:: PROBLEM TO SOLVE ::
Send each entry back exactly as given, pictures excluded.

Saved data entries
_ _ _ _

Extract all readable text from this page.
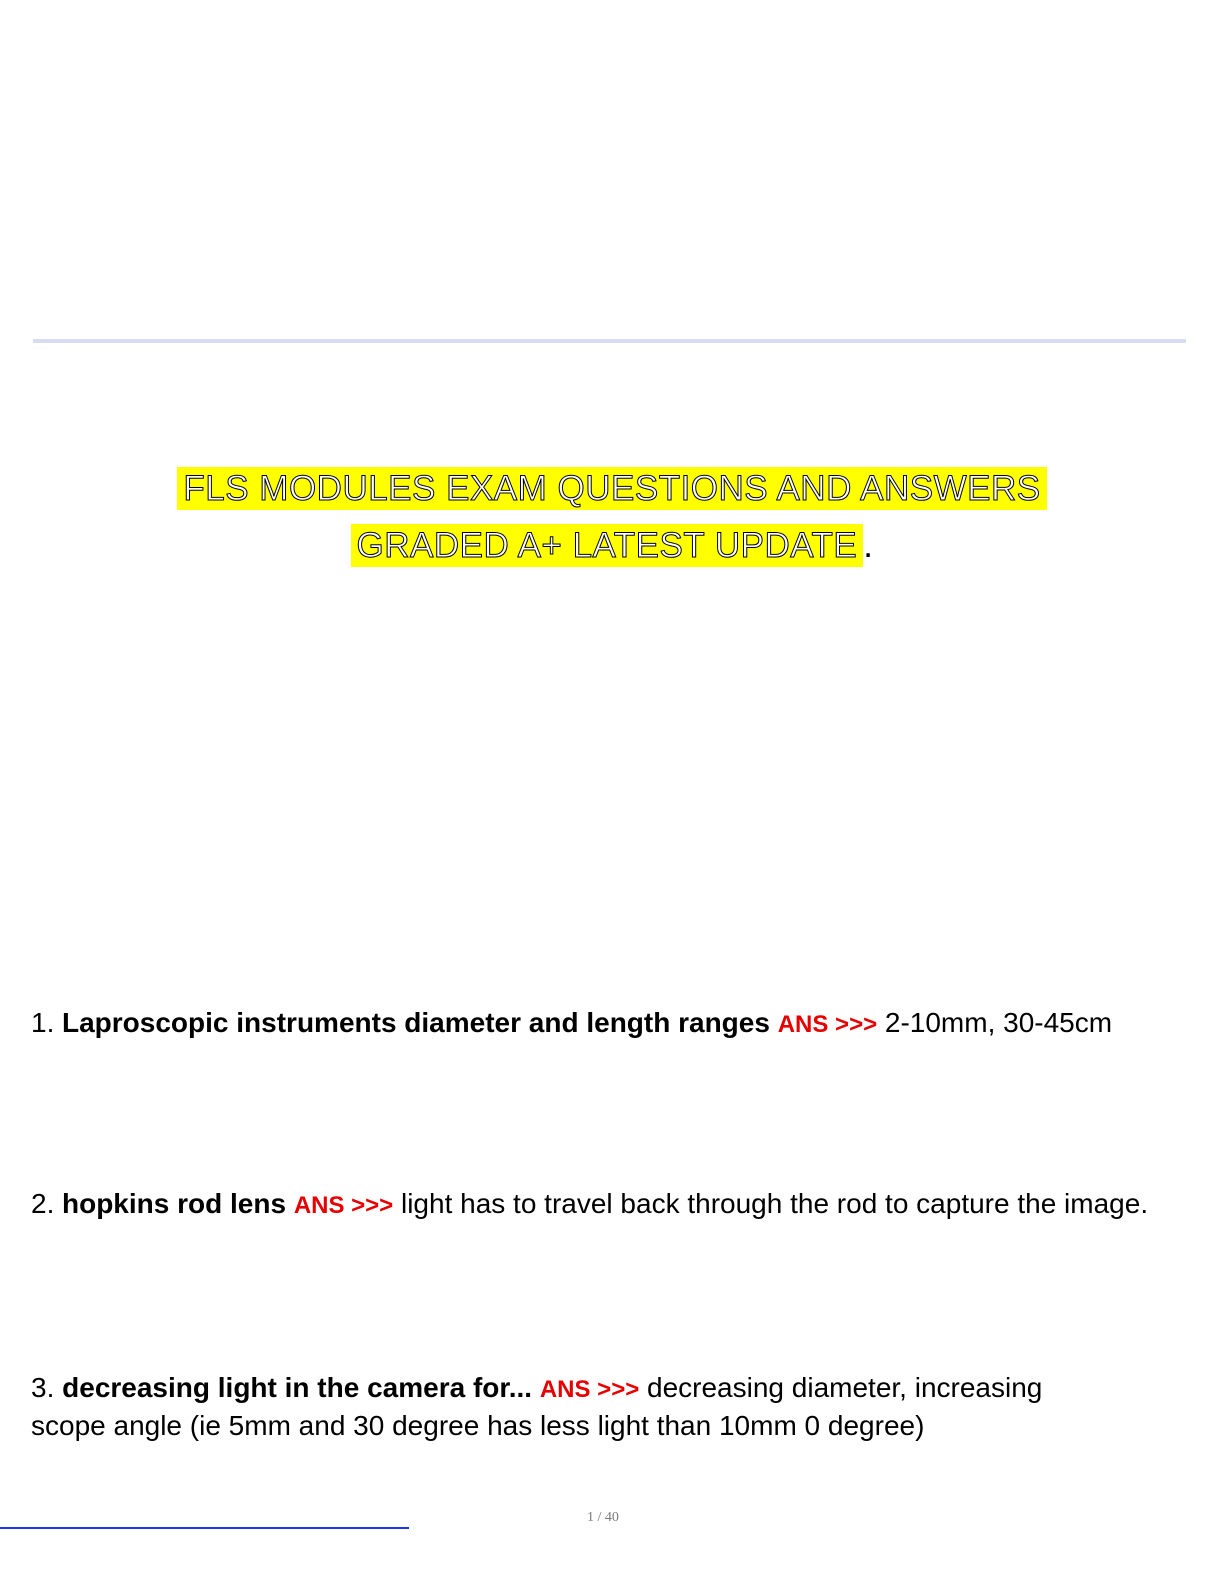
FLS MODULES EXAM QUESTIONS AND ANSWERS
GRADED A+ LATEST UPDATE .
1. Laproscopic instruments diameter and length ranges ANS >>> 2-10mm, 30-45cm
2. hopkins rod lens ANS >>> light has to travel back through the rod to capture the image.
3. decreasing light in the camera for... ANS >>> decreasing diameter, increasing scope angle (ie 5mm and 30 degree has less light than 10mm 0 degree)
1 / 40
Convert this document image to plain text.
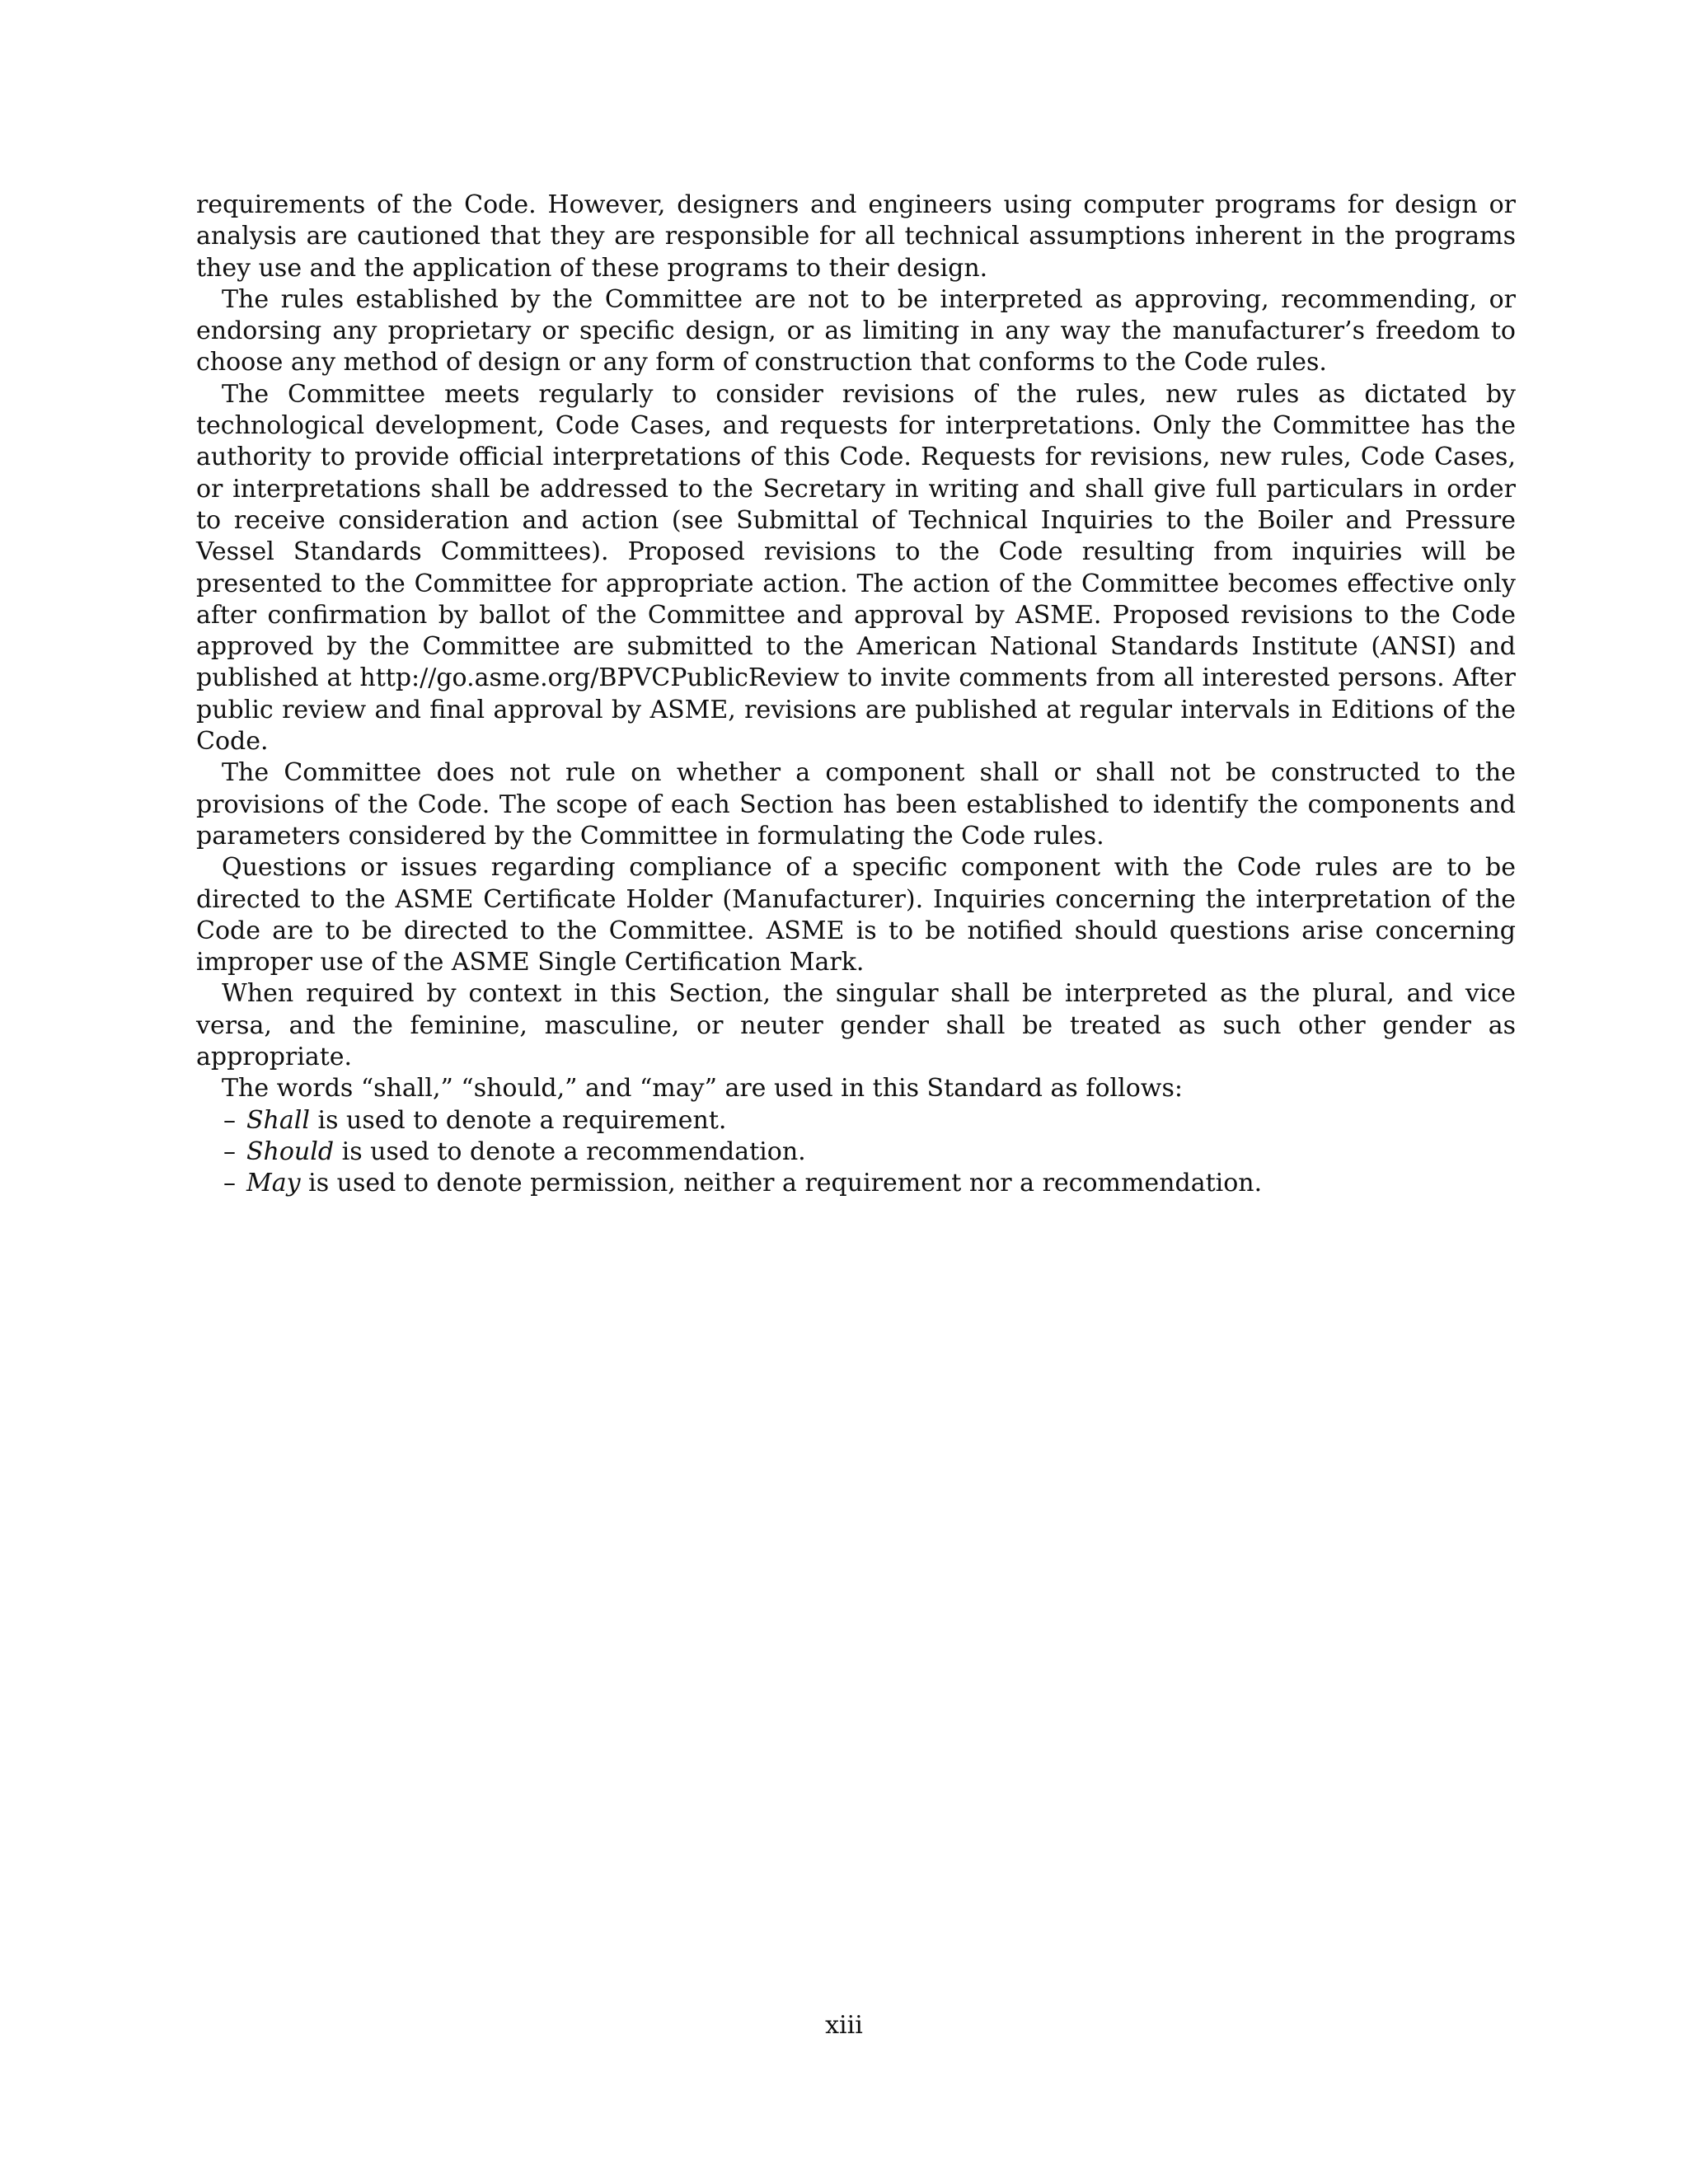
requirements of the Code. However, designers and engineers using computer programs for design or analysis are cautioned that they are responsible for all technical assumptions inherent in the programs they use and the application of these programs to their design.

The rules established by the Committee are not to be interpreted as approving, recommending, or endorsing any proprietary or specific design, or as limiting in any way the manufacturer’s freedom to choose any method of design or any form of construction that conforms to the Code rules.

The Committee meets regularly to consider revisions of the rules, new rules as dictated by technological development, Code Cases, and requests for interpretations. Only the Committee has the authority to provide official interpretations of this Code. Requests for revisions, new rules, Code Cases, or interpretations shall be addressed to the Secretary in writing and shall give full particulars in order to receive consideration and action (see Submittal of Technical Inquiries to the Boiler and Pressure Vessel Standards Committees). Proposed revisions to the Code resulting from inquiries will be presented to the Committee for appropriate action. The action of the Committee becomes effective only after confirmation by ballot of the Committee and approval by ASME. Proposed revisions to the Code approved by the Committee are submitted to the American National Standards Institute (ANSI) and published at http://go.asme.org/BPVCPublicReview to invite comments from all interested persons. After public review and final approval by ASME, revisions are published at regular intervals in Editions of the Code.

The Committee does not rule on whether a component shall or shall not be constructed to the provisions of the Code. The scope of each Section has been established to identify the components and parameters considered by the Committee in formulating the Code rules.

Questions or issues regarding compliance of a specific component with the Code rules are to be directed to the ASME Certificate Holder (Manufacturer). Inquiries concerning the interpretation of the Code are to be directed to the Committee. ASME is to be notified should questions arise concerning improper use of the ASME Single Certification Mark.

When required by context in this Section, the singular shall be interpreted as the plural, and vice versa, and the feminine, masculine, or neuter gender shall be treated as such other gender as appropriate.

The words “shall,” “should,” and “may” are used in this Standard as follows:

– Shall is used to denote a requirement.
– Should is used to denote a recommendation.
– May is used to denote permission, neither a requirement nor a recommendation.
xiii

_ _ _ _

:: RIGHT ANSWER ::
Extract all readable text from this page.
FLS MODULES EXAM QUESTIONS AND ANSWERS
GRADED A+ LATEST UPDATE .
1. Laproscopic instruments diameter and length ranges ANS >>> 2-10mm, 30-45cm
2. hopkins rod lens ANS >>> light has to travel back through the rod to capture the image.
3. decreasing light in the camera for... ANS >>> decreasing diameter, increasing scope angle (ie 5mm and 30 degree has less light than 10mm 0 degree)
1 / 40
Convert this document image to plain text.
requirements of the Code. However, designers and engineers using computer programs for design or analysis are cautioned that they are responsible for all technical assumptions inherent in the programs they use and the application of these programs to their design.

The rules established by the Committee are not to be interpreted as approving, recommending, or endorsing any proprietary or specific design, or as limiting in any way the manufacturer’s freedom to choose any method of design or any form of construction that conforms to the Code rules.

The Committee meets regularly to consider revisions of the rules, new rules as dictated by technological development, Code Cases, and requests for interpretations. Only the Committee has the authority to provide official interpretations of this Code. Requests for revisions, new rules, Code Cases, or interpretations shall be addressed to the Secretary in writing and shall give full particulars in order to receive consideration and action (see Submittal of Technical Inquiries to the Boiler and Pressure Vessel Standards Committees). Proposed revisions to the Code resulting from inquiries will be presented to the Committee for appropriate action. The action of the Committee becomes effective only after confirmation by ballot of the Committee and approval by ASME. Proposed revisions to the Code approved by the Committee are submitted to the American National Standards Institute (ANSI) and published at http://go.asme.org/BPVCPublicReview to invite comments from all interested persons. After public review and final approval by ASME, revisions are published at regular intervals in Editions of the Code.

The Committee does not rule on whether a component shall or shall not be constructed to the provisions of the Code. The scope of each Section has been established to identify the components and parameters considered by the Committee in formulating the Code rules.

Questions or issues regarding compliance of a specific component with the Code rules are to be directed to the ASME Certificate Holder (Manufacturer). Inquiries concerning the interpretation of the Code are to be directed to the Committee. ASME is to be notified should questions arise concerning improper use of the ASME Single Certification Mark.

When required by context in this Section, the singular shall be interpreted as the plural, and vice versa, and the feminine, masculine, or neuter gender shall be treated as such other gender as appropriate.

The words “shall,” “should,” and “may” are used in this Standard as follows:

– Shall is used to denote a requirement.
– Should is used to denote a recommendation.
– May is used to denote permission, neither a requirement nor a recommendation.
xiii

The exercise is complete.